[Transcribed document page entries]
# # # # #

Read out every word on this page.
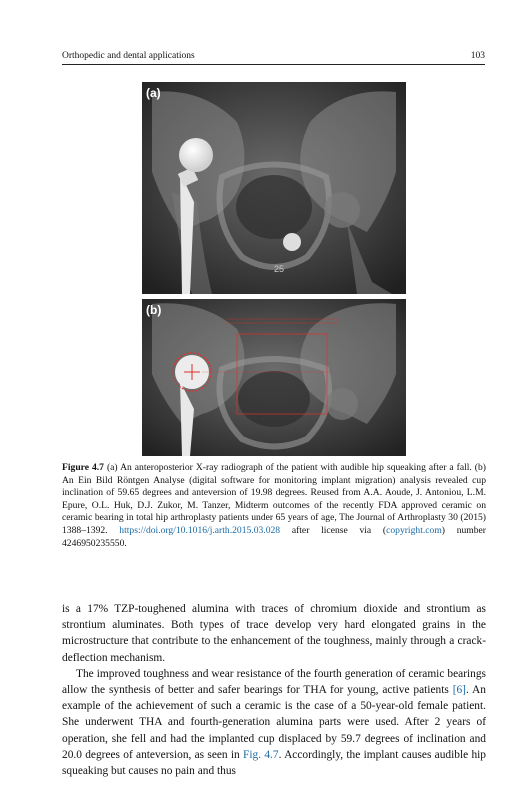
Orthopedic and dental applications	103
25
(a)
(b)
Figure 4.7 (a) An anteroposterior X-ray radiograph of the patient with audible hip squeaking after a fall. (b) An Ein Bild Röntgen Analyse (digital software for monitoring implant migration) analysis revealed cup inclination of 59.65 degrees and anteversion of 19.98 degrees. Reused from A.A. Aoude, J. Antoniou, L.M. Epure, O.L. Huk, D.J. Zukor, M. Tanzer, Midterm outcomes of the recently FDA approved ceramic on ceramic bearing in total hip arthroplasty patients under 65 years of age, The Journal of Arthroplasty 30 (2015) 1388–1392. https://doi.org/10.1016/j.arth.2015.03.028 after license via (copyright.com) number 4246950235550.

is a 17% TZP-toughened alumina with traces of chromium dioxide and strontium as strontium aluminates. Both types of trace develop very hard elongated grains in the microstructure that contribute to the enhancement of the toughness, mainly through a crack-deflection mechanism.

The improved toughness and wear resistance of the fourth generation of ceramic bearings allow the synthesis of better and safer bearings for THA for young, active patients [6]. An example of the achievement of such a ceramic is the case of a 50-year-old female patient. She underwent THA and fourth-generation alumina parts were used. After 2 years of operation, she fell and had the implanted cup displaced by 59.7 degrees of inclination and 20.0 degrees of anteversion, as seen in Fig. 4.7. Accordingly, the implant causes audible hip squeaking but causes no pain and thus
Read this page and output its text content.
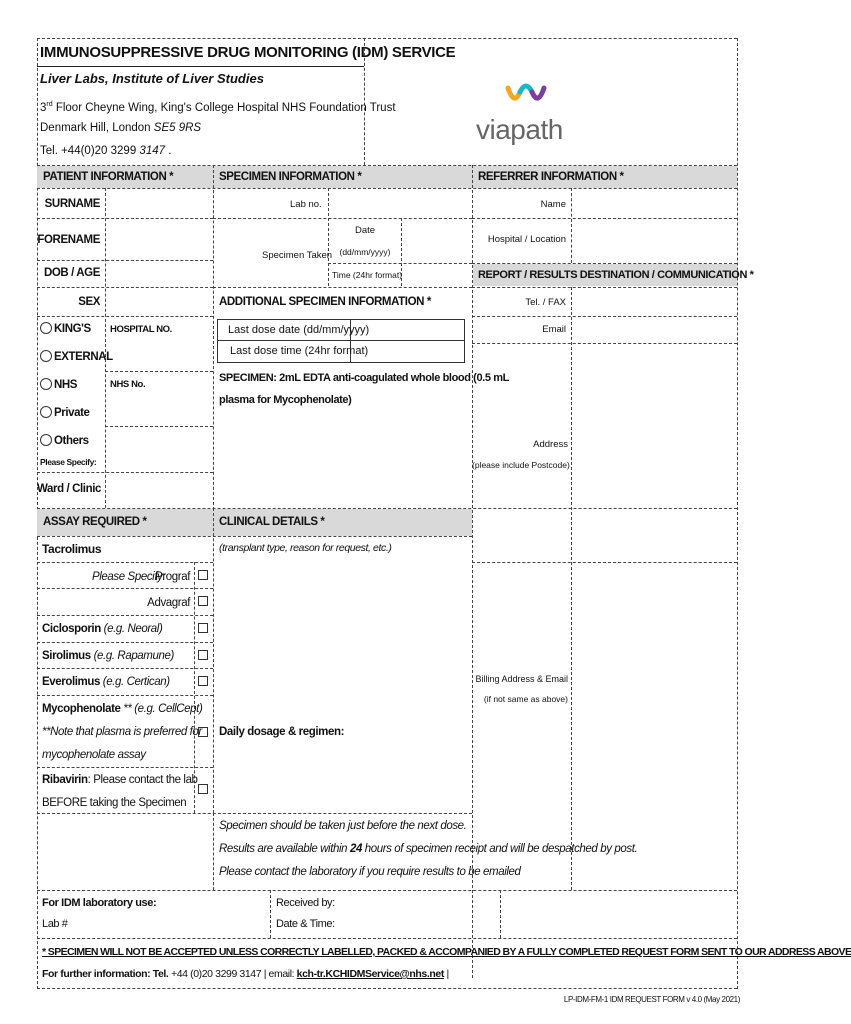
IMMUNOSUPPRESSIVE DRUG MONITORING (IDM) SERVICE
Liver Labs, Institute of Liver Studies
3rd Floor Cheyne Wing, King's College Hospital NHS Foundation Trust
Denmark Hill, London SE5 9RS
Tel. +44(0)20 3299 3147 .
viapath
PATIENT INFORMATION *	SPECIMEN INFORMATION *	REFERRER INFORMATION *
SURNAME
FORENAME
DOB / AGE
SEX
KING'S
EXTERNAL
NHS
Private
Others
Please Specify:
HOSPITAL NO.
NHS No.
Ward / Clinic
Lab no.
Specimen Taken
Date
(dd/mm/yyyy)
Time (24hr format)
ADDITIONAL SPECIMEN INFORMATION *
Last dose date (dd/mm/yyyy)
Last dose time (24hr format)
SPECIMEN: 2mL EDTA anti-coagulated whole blood (0.5 mL
plasma for Mycophenolate)
Name
Hospital / Location
REPORT / RESULTS DESTINATION / COMMUNICATION *
Tel. / FAX
Email
Address
(please include Postcode)
Billing Address & Email
(if not same as above)
ASSAY REQUIRED *	CLINICAL DETAILS *
Tacrolimus
Please Specify:
Prograf
Advagraf
Ciclosporin (e.g. Neoral)
Sirolimus (e.g. Rapamune)
Everolimus (e.g. Certican)
Mycophenolate ** (e.g. CellCept)
**Note that plasma is preferred for
mycophenolate assay
Ribavirin: Please contact the lab
BEFORE taking the Specimen
(transplant type, reason for request, etc.)
Daily dosage & regimen:
Specimen should be taken just before the next dose.
Results are available within 24 hours of specimen receipt and will be despatched by post.
Please contact the laboratory if you require results to be emailed
For IDM laboratory use:
Lab #
Received by:
Date & Time:
* SPECIMEN WILL NOT BE ACCEPTED UNLESS CORRECTLY LABELLED, PACKED & ACCOMPANIED BY A FULLY COMPLETED REQUEST FORM SENT TO OUR ADDRESS ABOVE
For further information: Tel. +44 (0)20 3299 3147 | email: kch-tr.KCHIDMService@nhs.net |
LP-IDM-FM-1 IDM REQUEST FORM v 4.0 (May 2021)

# # # # #

Your answer should be the lines above that contain the word "this", copied out.

Read out every word on this page.
Read this page and output its text content.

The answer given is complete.